What to do. Quote the listing below in its entirety, omitting every image.

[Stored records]
•••
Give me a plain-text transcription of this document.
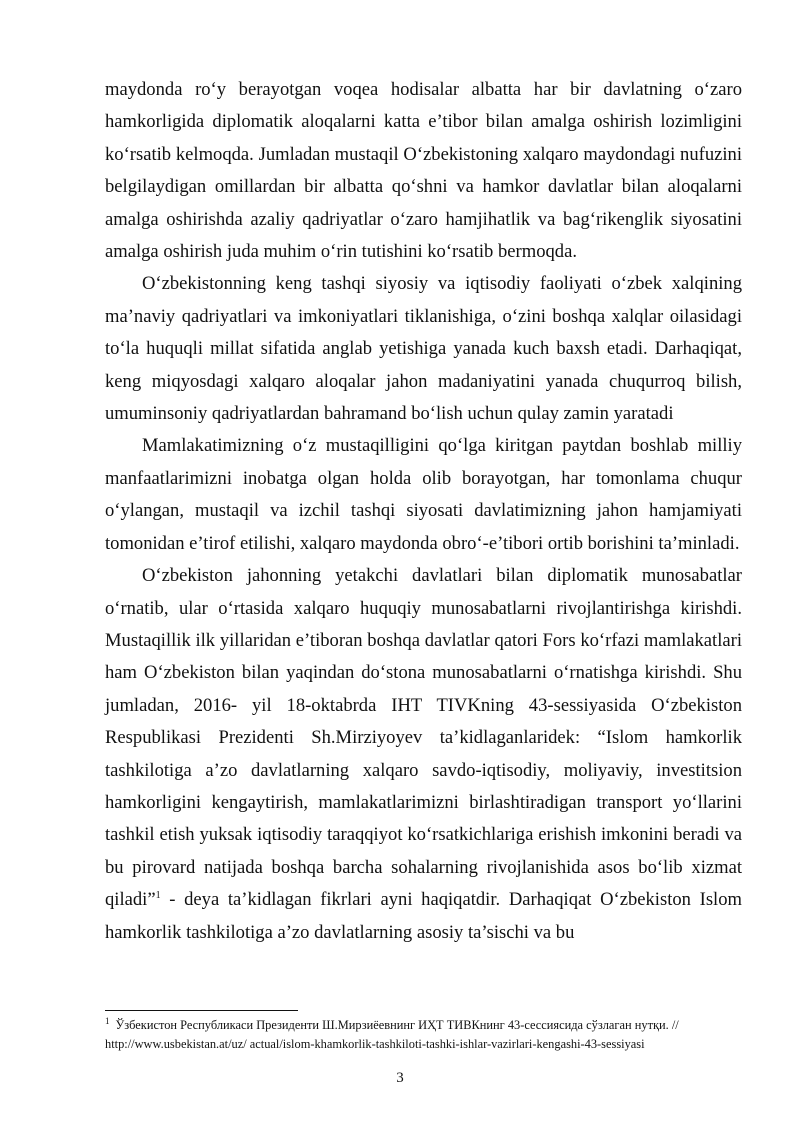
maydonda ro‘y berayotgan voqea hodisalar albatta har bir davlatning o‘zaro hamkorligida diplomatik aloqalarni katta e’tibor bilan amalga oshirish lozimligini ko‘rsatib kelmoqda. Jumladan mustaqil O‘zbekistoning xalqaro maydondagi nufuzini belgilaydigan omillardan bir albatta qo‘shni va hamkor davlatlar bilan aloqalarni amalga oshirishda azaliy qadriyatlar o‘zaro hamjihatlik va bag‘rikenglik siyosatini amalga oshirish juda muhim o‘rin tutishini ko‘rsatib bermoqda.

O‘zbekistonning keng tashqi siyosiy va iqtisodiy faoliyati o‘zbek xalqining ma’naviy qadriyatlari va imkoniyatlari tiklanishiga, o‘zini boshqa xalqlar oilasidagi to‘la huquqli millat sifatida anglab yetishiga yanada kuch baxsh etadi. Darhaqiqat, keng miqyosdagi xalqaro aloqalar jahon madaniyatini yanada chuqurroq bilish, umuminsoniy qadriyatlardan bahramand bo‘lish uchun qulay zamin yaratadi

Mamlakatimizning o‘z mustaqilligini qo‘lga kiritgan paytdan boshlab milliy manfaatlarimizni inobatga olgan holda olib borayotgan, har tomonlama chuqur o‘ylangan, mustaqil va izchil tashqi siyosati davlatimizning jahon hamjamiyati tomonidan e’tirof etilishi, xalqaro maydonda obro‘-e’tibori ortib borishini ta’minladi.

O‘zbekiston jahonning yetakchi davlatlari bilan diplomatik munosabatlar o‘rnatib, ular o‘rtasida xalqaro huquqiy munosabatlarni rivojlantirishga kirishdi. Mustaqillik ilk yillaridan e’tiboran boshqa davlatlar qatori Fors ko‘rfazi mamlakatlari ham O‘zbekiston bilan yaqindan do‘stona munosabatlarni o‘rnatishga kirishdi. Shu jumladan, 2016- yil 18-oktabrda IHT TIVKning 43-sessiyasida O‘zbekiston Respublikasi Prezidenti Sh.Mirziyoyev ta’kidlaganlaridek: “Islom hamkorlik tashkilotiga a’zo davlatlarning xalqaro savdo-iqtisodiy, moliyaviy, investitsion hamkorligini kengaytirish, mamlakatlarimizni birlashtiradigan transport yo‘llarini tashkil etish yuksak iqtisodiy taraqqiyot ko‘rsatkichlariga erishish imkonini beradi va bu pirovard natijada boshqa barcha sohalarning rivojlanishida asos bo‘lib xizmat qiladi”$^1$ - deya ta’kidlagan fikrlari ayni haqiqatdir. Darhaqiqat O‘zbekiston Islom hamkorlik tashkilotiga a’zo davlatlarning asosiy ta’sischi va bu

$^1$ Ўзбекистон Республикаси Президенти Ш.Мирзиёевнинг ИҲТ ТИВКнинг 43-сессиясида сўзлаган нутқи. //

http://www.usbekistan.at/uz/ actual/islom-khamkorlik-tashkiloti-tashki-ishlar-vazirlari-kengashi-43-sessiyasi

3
•••
Solution to the exercise.
Give me a plain-text transcription of this document.
maydonda ro‘y berayotgan voqea hodisalar albatta har bir davlatning o‘zaro hamkorligida diplomatik aloqalarni katta e’tibor bilan amalga oshirish lozimligini ko‘rsatib kelmoqda. Jumladan mustaqil O‘zbekistoning xalqaro maydondagi nufuzini belgilaydigan omillardan bir albatta qo‘shni va hamkor davlatlar bilan aloqalarni amalga oshirishda azaliy qadriyatlar o‘zaro hamjihatlik va bag‘rikenglik siyosatini amalga oshirish juda muhim o‘rin tutishini ko‘rsatib bermoqda.

O‘zbekistonning keng tashqi siyosiy va iqtisodiy faoliyati o‘zbek xalqining ma’naviy qadriyatlari va imkoniyatlari tiklanishiga, o‘zini boshqa xalqlar oilasidagi to‘la huquqli millat sifatida anglab yetishiga yanada kuch baxsh etadi. Darhaqiqat, keng miqyosdagi xalqaro aloqalar jahon madaniyatini yanada chuqurroq bilish, umuminsoniy qadriyatlardan bahramand bo‘lish uchun qulay zamin yaratadi

Mamlakatimizning o‘z mustaqilligini qo‘lga kiritgan paytdan boshlab milliy manfaatlarimizni inobatga olgan holda olib borayotgan, har tomonlama chuqur o‘ylangan, mustaqil va izchil tashqi siyosati davlatimizning jahon hamjamiyati tomonidan e’tirof etilishi, xalqaro maydonda obro‘-e’tibori ortib borishini ta’minladi.

O‘zbekiston jahonning yetakchi davlatlari bilan diplomatik munosabatlar o‘rnatib, ular o‘rtasida xalqaro huquqiy munosabatlarni rivojlantirishga kirishdi. Mustaqillik ilk yillaridan e’tiboran boshqa davlatlar qatori Fors ko‘rfazi mamlakatlari ham O‘zbekiston bilan yaqindan do‘stona munosabatlarni o‘rnatishga kirishdi. Shu jumladan, 2016- yil 18-oktabrda IHT TIVKning 43-sessiyasida O‘zbekiston Respublikasi Prezidenti Sh.Mirziyoyev ta’kidlaganlaridek: “Islom hamkorlik tashkilotiga a’zo davlatlarning xalqaro savdo-iqtisodiy, moliyaviy, investitsion hamkorligini kengaytirish, mamlakatlarimizni birlashtiradigan transport yo‘llarini tashkil etish yuksak iqtisodiy taraqqiyot ko‘rsatkichlariga erishish imkonini beradi va bu pirovard natijada boshqa barcha sohalarning rivojlanishida asos bo‘lib xizmat qiladi”$^1$ - deya ta’kidlagan fikrlari ayni haqiqatdir. Darhaqiqat O‘zbekiston Islom hamkorlik tashkilotiga a’zo davlatlarning asosiy ta’sischi va bu

$^1$ Ўзбекистон Республикаси Президенти Ш.Мирзиёевнинг ИҲТ ТИВКнинг 43-сессиясида сўзлаган нутқи. //

http://www.usbekistan.at/uz/ actual/islom-khamkorlik-tashkiloti-tashki-ishlar-vazirlari-kengashi-43-sessiyasi

3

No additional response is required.